__Description of the task__
Every line of the material that follows must be printed again exactly.

__Record excerpts__
━━━━━━━━━━

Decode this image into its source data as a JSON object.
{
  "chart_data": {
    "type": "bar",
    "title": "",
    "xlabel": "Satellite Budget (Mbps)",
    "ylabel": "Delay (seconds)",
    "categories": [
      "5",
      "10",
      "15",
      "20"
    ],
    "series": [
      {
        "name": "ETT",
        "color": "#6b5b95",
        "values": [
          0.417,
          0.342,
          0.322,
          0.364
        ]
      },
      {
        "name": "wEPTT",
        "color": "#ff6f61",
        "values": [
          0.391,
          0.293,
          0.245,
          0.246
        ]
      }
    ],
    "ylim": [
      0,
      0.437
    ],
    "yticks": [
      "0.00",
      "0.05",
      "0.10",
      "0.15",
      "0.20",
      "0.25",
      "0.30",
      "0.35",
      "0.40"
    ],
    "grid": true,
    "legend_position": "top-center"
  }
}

━━━━━━━━━━

__Task solution__
Decode this image into its source data as a JSON object.
{
  "chart_data": {
    "type": "bar",
    "title": "",
    "xlabel": "Satellite Budget (Mbps)",
    "ylabel": "Delay (seconds)",
    "categories": [
      "5",
      "10",
      "15",
      "20"
    ],
    "series": [
      {
        "name": "ETT",
        "color": "#6b5b95",
        "values": [
          0.417,
          0.342,
          0.322,
          0.364
        ]
      },
      {
        "name": "wEPTT",
        "color": "#ff6f61",
        "values": [
          0.391,
          0.293,
          0.245,
          0.246
        ]
      }
    ],
    "ylim": [
      0,
      0.437
    ],
    "yticks": [
      "0.00",
      "0.05",
      "0.10",
      "0.15",
      "0.20",
      "0.25",
      "0.30",
      "0.35",
      "0.40"
    ],
    "grid": true,
    "legend_position": "top-center"
  }
}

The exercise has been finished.